** RAW RECORDS **
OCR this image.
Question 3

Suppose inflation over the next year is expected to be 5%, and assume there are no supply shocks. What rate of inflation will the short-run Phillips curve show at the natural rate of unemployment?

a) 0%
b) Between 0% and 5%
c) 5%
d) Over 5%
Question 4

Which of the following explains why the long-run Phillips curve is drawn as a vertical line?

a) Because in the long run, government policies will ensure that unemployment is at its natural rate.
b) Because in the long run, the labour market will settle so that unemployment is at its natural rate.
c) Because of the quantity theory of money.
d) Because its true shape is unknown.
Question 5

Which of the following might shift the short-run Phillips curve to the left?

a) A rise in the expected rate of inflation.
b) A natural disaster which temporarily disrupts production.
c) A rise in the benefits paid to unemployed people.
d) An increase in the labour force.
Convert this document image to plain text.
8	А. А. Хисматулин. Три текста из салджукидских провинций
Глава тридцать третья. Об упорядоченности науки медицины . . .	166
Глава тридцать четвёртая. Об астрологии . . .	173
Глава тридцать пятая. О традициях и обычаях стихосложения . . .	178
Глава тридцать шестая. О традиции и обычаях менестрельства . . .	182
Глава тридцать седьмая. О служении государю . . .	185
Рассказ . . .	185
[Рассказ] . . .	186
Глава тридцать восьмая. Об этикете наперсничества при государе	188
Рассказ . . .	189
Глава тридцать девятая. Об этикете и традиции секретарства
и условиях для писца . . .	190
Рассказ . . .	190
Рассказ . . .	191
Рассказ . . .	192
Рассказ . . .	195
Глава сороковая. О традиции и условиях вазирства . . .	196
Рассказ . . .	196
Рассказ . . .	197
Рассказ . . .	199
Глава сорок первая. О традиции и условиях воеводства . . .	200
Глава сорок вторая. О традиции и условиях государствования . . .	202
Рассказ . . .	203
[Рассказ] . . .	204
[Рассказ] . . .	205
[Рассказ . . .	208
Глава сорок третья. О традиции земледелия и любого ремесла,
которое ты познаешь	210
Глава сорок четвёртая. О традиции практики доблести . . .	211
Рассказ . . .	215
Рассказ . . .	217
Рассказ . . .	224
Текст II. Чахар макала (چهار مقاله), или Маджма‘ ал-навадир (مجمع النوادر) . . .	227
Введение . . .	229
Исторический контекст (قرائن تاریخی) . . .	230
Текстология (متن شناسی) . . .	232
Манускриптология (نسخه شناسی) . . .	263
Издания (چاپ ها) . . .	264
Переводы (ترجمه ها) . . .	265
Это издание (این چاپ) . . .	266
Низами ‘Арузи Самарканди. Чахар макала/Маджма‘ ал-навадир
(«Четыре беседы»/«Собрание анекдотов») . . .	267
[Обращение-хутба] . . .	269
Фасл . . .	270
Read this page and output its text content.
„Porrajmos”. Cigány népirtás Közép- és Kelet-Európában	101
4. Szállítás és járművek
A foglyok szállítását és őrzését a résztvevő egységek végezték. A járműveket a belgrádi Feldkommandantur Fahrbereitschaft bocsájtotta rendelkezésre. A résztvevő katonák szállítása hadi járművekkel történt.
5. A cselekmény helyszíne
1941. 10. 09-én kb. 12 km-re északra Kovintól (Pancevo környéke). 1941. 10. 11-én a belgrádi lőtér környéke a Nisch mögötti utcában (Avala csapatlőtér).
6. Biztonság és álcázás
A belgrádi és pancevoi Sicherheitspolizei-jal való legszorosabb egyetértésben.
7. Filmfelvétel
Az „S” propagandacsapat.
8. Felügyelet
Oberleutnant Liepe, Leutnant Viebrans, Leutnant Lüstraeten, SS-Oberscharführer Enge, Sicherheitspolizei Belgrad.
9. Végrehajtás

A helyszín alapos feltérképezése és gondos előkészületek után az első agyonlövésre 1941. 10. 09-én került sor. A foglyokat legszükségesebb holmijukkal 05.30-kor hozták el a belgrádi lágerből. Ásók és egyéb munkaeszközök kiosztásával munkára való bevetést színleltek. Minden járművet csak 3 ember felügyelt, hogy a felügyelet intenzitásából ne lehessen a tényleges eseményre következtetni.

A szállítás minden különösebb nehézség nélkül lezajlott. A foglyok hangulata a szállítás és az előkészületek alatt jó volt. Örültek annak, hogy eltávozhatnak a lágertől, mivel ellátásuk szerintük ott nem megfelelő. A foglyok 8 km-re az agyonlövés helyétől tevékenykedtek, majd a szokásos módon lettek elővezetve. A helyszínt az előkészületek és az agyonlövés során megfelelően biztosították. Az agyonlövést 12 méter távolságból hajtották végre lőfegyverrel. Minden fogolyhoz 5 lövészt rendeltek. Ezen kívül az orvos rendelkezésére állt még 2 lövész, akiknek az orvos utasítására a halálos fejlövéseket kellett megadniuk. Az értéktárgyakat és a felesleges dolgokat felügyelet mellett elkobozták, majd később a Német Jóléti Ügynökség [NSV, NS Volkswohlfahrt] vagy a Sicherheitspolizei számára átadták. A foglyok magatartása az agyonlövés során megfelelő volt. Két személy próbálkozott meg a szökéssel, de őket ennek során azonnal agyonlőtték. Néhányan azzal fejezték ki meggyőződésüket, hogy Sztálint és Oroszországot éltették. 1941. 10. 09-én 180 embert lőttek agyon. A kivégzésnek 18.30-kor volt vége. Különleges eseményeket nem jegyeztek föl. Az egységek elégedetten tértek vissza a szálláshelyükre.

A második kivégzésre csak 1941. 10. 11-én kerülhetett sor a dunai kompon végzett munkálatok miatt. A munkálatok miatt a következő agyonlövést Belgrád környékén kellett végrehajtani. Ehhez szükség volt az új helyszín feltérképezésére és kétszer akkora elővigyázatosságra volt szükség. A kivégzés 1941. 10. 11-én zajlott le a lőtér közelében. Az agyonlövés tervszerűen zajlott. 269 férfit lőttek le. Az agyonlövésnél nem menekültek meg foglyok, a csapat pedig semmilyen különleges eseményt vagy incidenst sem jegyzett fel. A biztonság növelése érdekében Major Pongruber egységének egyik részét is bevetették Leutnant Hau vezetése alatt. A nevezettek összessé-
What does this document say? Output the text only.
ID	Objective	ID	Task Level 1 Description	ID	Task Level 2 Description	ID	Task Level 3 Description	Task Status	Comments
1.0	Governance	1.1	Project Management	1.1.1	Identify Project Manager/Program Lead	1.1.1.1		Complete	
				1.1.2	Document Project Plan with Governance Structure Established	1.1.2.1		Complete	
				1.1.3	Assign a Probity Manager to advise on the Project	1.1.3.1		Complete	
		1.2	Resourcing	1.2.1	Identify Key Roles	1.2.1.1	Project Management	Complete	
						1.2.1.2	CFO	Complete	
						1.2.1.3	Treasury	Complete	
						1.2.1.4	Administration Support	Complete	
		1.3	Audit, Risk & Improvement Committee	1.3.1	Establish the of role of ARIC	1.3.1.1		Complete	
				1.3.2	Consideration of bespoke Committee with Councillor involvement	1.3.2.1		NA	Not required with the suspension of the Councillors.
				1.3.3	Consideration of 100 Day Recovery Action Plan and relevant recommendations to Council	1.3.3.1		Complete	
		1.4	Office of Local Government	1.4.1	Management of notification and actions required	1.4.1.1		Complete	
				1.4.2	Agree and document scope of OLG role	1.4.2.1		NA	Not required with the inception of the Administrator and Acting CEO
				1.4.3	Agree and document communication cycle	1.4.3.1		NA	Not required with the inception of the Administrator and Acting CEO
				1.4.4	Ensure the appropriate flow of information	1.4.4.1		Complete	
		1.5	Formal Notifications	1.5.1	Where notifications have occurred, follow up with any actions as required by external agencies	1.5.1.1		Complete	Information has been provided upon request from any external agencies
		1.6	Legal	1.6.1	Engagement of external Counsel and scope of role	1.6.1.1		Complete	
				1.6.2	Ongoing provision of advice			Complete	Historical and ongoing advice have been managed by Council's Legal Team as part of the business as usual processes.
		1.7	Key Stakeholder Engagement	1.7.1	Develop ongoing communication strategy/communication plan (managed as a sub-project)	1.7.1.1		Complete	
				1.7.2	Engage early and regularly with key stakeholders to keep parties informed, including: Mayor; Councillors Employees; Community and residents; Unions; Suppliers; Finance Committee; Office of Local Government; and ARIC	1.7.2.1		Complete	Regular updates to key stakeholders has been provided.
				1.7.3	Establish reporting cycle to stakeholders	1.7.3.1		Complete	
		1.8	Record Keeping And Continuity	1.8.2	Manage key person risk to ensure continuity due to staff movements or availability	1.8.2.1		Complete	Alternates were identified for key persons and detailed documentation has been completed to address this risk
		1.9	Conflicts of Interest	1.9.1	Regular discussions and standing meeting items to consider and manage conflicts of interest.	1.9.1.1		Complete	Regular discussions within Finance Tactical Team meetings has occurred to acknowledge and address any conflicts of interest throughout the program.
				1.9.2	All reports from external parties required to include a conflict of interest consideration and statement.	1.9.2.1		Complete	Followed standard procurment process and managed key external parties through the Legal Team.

** WHAT YOU SHOULD DO **
Read the entries above, then pull out the lines that include "этикете".

** OUTPUT FOR THIS EXERCISE **
Глава тридцать восьмая. Об этикете наперсничества при государе	188
Глава тридцать девятая. Об этикете и традиции секретарства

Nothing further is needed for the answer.